WHAT IS EXPECTED —
Decide whether each statement agrees with the custom judge tutorial, answering yes or no and quoting the deciding words: 1. The `role` parameter of `BananaMessage` has to be set to `USER`. 2. The `request` and `response` parameters are required. 3. Few-shot examples are optional.

SOURCE EXTRACT —
>> START

In order to define a custom judge, we first need to define the `attribute` it will judge. This requires the following definitions:
1. Message: Structure of the `Message` that will be judged.
2. System Instruction: Instruction to request that the model operates as a judge.
3. Judgement: Structure of the `Message` that includes the judgement and how it can be parsed to extract the label.
4. (Optional) Few-shot examples. 

##### 1. Message (to be judged)

Let's name the message to be judged `BananaMessage` and ensure it inherits from `TemplatedMessage`. This is a message intended to train a model, so it must consist of a request (by a user) and a reponse (by the model, i.e., the AI assistant). We could alternatively only include the AI assistant's response, but combining it with the request will provide more context to the judge. 
- The required `role` parameter must be set to `USER`. This is the default setting for the messages to be judged.
- The parameters `request` and `response` are user-defined and optional. We can have as many user-defined parameters as we want and name them any way we want, in order to capture all information that must be embedded in each message. 
- The required `template` parameter (a [Jinja2 Template](https://pypi.org/project/Jinja2/)) describes how the user-defined parameters (`request` and `response` in our specific example) will be combined to produce the message to be judged. 

In [1]:
from oumi.core.types.conversation import Role, TemplatedMessage


class BananaMessage(TemplatedMessage):
    role: Role = Role.USER
    request: str
    response: str
    template: str = "<request>{{request}}</request><response>{{response}}</response>"

We can generate a `BananaMessage` and inspect it as follows:

In [2]:
my_message = BananaMessage(request="What is your favorite fruit?", response="Banana!")
print(my_message.content)

<request>What is your favorite fruit?</request><response>Banana!</response>


##### 2. System Instruction

Next, we must define a message, to be used as a System Instruction, which will instruct the model to operate as a judge. 

In [3]:
judge_SI = (
    "Act as a judge and try to identify the illegal word 'banana' in the text. "

>> END

DATASET ROWS —
>> START

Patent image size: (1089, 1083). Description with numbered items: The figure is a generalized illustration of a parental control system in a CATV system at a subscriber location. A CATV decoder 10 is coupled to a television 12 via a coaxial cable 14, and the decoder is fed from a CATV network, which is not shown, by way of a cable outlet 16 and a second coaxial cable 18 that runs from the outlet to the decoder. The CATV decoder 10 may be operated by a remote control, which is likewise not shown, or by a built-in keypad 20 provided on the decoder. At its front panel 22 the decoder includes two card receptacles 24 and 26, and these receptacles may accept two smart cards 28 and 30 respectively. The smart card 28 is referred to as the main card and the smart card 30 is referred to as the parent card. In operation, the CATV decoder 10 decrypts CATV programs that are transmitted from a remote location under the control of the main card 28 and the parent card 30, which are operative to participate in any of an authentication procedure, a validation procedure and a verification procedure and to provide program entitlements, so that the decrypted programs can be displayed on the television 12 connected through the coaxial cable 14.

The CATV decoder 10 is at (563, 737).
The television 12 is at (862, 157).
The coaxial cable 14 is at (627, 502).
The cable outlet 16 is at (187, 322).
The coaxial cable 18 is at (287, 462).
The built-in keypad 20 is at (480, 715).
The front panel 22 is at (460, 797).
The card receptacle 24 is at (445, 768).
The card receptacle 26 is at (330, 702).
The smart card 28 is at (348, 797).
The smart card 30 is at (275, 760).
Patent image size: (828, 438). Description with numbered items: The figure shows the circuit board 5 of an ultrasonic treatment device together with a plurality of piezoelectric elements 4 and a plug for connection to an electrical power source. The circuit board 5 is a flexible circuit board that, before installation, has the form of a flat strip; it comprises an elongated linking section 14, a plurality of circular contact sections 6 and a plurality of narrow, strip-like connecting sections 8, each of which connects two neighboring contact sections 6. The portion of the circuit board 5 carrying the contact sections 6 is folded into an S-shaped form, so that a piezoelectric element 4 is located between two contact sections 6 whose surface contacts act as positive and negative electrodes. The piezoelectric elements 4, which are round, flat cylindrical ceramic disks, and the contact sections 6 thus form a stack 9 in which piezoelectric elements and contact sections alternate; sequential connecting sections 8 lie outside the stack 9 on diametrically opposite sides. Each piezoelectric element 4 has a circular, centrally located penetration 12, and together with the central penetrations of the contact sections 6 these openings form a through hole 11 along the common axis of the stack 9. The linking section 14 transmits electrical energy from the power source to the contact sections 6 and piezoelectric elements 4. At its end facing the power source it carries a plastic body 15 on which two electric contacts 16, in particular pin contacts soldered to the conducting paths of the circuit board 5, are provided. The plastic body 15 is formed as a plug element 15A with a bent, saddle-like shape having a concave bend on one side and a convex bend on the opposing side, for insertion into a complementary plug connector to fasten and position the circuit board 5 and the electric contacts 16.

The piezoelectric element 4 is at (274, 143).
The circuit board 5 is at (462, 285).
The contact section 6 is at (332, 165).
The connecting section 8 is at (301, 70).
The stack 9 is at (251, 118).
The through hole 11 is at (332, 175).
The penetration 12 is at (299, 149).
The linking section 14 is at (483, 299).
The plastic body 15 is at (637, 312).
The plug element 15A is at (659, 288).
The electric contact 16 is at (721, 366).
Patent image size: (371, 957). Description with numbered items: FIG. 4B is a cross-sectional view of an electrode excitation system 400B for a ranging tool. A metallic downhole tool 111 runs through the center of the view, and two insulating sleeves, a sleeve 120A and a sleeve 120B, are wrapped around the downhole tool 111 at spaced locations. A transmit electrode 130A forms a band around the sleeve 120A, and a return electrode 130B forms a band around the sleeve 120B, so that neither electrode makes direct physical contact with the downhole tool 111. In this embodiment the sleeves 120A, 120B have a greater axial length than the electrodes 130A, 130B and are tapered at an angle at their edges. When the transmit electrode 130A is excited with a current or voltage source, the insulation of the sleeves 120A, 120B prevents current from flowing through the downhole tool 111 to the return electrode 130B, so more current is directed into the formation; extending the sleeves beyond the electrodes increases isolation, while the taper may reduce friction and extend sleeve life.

>> END

EXERCISE ANSWER —
1. Yes: "The required `role` parameter must be set to `USER`."
2. No: "The parameters `request` and `response` are user-defined and optional."
3. Yes: "(Optional) Few-shot examples."